## start
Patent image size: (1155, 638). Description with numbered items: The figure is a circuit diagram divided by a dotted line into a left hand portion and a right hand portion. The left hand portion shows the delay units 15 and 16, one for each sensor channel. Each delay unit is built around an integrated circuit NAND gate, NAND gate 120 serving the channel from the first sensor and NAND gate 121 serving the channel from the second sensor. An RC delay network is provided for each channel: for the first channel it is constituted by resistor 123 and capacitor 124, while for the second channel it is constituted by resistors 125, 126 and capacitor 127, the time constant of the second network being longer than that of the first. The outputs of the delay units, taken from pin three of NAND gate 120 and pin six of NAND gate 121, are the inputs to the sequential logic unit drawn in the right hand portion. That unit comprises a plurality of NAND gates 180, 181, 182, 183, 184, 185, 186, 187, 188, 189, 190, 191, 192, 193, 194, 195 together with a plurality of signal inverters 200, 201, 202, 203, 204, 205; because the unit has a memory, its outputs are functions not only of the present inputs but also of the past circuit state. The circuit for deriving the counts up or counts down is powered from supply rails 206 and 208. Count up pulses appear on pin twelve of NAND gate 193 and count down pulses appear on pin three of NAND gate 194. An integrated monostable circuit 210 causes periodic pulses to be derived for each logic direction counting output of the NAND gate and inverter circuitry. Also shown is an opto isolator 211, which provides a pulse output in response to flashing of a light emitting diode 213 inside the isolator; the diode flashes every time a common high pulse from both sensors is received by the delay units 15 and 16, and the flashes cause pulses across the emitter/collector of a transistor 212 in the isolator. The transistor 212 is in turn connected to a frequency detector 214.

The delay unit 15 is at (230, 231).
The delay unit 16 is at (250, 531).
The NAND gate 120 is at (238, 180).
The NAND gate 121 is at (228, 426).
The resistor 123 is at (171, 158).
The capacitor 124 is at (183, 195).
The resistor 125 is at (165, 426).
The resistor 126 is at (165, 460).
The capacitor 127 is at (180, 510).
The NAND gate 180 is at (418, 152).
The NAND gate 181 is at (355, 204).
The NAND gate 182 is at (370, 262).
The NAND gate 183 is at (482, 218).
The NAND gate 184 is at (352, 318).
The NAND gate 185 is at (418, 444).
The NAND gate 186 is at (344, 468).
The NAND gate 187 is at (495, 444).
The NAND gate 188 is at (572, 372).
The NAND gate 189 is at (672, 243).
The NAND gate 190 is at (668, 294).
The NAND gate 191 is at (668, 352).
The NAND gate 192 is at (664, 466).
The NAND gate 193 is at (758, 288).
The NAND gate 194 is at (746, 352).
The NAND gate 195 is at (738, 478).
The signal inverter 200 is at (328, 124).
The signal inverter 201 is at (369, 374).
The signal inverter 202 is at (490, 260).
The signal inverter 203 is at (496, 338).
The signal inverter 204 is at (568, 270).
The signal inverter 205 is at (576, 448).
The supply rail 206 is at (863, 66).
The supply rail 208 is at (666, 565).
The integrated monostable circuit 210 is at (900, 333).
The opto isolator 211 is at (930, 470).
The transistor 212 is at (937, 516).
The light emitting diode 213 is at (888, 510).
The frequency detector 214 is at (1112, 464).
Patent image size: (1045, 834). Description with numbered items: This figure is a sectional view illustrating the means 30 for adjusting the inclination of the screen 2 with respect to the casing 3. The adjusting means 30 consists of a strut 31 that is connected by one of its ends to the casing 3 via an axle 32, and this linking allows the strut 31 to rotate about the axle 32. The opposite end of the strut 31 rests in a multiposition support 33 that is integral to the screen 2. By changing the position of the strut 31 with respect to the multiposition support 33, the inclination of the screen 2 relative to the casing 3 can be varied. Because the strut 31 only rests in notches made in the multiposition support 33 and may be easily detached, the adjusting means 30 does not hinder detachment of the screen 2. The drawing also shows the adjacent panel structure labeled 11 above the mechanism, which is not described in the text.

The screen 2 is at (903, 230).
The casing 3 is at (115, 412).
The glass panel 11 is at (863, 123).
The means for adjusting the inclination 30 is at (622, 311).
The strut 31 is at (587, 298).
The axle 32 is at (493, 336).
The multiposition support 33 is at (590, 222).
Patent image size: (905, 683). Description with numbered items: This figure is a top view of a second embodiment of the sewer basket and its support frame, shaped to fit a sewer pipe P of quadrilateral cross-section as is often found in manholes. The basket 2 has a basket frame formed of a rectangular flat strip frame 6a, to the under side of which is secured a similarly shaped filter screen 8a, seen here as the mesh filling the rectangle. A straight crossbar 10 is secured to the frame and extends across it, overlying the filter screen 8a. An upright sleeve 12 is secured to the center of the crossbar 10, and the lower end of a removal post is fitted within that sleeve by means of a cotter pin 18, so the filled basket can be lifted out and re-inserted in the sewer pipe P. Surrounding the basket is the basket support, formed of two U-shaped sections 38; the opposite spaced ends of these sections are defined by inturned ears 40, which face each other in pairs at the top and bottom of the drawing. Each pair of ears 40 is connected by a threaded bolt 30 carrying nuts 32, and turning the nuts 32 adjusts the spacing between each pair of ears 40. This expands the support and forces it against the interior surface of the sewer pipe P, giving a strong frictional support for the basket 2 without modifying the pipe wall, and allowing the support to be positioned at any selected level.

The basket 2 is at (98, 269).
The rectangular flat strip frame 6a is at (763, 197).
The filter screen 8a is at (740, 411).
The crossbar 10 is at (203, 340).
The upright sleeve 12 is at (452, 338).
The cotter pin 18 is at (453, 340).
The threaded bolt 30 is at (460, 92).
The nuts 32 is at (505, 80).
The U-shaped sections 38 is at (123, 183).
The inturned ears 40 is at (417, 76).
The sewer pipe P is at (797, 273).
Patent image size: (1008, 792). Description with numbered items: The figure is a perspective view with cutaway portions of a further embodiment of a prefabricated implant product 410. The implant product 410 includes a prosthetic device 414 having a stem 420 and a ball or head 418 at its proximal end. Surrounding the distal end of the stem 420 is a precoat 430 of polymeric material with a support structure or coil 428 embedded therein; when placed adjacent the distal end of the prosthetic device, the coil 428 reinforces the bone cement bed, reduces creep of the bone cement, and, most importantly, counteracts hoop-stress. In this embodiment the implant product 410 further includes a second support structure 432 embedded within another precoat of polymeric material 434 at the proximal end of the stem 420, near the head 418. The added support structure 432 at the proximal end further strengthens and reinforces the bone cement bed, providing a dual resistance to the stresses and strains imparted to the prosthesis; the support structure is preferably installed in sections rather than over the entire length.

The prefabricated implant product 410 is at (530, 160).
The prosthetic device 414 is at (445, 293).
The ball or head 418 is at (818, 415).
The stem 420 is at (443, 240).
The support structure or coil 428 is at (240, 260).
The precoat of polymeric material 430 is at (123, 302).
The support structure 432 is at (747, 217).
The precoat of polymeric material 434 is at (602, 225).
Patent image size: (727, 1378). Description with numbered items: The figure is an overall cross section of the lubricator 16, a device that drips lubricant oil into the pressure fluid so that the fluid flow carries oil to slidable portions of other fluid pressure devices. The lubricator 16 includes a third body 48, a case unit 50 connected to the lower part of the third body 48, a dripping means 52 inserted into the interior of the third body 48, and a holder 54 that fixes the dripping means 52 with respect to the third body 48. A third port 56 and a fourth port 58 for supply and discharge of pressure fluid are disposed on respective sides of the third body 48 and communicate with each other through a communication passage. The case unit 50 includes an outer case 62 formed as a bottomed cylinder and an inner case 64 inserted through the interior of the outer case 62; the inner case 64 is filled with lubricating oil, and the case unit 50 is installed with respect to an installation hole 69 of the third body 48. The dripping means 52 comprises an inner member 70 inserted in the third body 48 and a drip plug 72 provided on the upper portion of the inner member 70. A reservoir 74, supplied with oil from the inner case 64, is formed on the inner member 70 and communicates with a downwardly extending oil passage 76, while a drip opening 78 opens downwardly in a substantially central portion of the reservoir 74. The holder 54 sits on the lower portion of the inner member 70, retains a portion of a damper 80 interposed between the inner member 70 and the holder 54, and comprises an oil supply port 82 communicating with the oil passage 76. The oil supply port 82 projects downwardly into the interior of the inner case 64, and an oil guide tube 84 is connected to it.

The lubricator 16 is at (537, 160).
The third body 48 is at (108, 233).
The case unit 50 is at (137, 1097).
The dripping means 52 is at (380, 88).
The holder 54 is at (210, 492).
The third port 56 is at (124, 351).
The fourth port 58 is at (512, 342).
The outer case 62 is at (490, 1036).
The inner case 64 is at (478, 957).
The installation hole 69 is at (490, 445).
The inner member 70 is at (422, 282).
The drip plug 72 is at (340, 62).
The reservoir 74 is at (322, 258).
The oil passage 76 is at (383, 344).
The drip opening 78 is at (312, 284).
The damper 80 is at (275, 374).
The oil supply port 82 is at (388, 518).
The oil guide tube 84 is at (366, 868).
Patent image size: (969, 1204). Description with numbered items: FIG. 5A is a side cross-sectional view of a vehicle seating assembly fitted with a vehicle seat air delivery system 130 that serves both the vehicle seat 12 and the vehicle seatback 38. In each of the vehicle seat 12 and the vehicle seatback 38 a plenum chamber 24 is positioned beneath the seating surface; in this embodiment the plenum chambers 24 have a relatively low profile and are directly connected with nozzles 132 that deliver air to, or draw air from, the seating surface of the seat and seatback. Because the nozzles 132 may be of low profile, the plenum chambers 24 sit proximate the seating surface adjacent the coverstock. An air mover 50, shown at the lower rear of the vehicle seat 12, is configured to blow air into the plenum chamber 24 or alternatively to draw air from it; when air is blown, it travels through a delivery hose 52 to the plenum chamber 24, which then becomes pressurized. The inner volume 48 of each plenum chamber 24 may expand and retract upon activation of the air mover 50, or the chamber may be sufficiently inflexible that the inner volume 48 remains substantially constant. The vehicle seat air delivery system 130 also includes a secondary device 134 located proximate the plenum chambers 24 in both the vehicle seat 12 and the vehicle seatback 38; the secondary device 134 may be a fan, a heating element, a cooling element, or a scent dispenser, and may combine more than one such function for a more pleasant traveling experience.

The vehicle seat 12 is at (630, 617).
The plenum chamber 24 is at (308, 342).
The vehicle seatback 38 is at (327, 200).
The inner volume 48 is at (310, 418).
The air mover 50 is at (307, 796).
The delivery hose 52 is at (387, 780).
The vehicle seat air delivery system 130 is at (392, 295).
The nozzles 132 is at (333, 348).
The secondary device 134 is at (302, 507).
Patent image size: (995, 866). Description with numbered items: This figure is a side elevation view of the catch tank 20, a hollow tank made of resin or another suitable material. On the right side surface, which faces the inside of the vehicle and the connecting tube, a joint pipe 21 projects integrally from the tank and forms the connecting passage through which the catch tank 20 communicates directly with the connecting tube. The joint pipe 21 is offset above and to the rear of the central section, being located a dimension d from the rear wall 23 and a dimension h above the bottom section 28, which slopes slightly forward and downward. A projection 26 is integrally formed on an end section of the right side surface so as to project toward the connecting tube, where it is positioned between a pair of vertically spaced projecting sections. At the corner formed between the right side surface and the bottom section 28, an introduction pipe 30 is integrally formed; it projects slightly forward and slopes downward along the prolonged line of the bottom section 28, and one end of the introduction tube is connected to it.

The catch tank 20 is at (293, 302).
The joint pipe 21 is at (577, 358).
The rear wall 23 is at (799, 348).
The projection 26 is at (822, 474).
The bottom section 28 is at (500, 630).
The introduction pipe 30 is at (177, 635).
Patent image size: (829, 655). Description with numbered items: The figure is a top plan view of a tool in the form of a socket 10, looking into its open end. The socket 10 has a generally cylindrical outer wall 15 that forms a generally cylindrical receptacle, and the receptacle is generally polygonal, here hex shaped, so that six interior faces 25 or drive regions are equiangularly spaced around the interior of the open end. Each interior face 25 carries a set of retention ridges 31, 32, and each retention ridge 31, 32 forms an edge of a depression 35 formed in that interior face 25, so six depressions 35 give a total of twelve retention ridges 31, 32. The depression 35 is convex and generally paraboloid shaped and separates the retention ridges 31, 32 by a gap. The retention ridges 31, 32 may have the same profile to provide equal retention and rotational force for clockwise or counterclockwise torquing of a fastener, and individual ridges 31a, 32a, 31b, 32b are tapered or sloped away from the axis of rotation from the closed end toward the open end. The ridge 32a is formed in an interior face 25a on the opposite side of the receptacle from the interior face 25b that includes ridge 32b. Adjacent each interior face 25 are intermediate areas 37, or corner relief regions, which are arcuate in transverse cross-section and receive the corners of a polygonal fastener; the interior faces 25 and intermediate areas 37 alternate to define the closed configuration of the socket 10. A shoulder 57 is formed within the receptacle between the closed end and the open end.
## end
EXERCISE PROMPT
Convert the entries between the line holding "Patent image size: (1045, 834)." and the line holding "The glass panel 11 is at (863, 123).", inclusive, into a two-column CSV with the headers request and answer. Put each one on its own row, with both fields quoted and every line break replaced by a space.

RIGHT ANSWER
request,answer
"Patent image size: (1045, 834). Description with numbered items: This figure is a sectional view illustrating the means 30 for adjusting the inclination of the screen 2 with respect to the casing 3. The adjusting means 30 consists of a strut 31 that is connected by one of its ends to the casing 3 via an axle 32, and this linking allows the strut 31 to rotate about the axle 32. The opposite end of the strut 31 rests in a multiposition support 33 that is integral to the screen 2. By changing the position of the strut 31 with respect to the multiposition support 33, the inclination of the screen 2 relative to the casing 3 can be varied. Because the strut 31 only rests in notches made in the multiposition support 33 and may be easily detached, the adjusting means 30 does not hinder detachment of the screen 2. The drawing also shows the adjacent panel structure labeled 11 above the mechanism, which is not described in the text.","The screen 2 is at (903, 230). The casing 3 is at (115, 412). The glass panel 11 is at (863, 123)."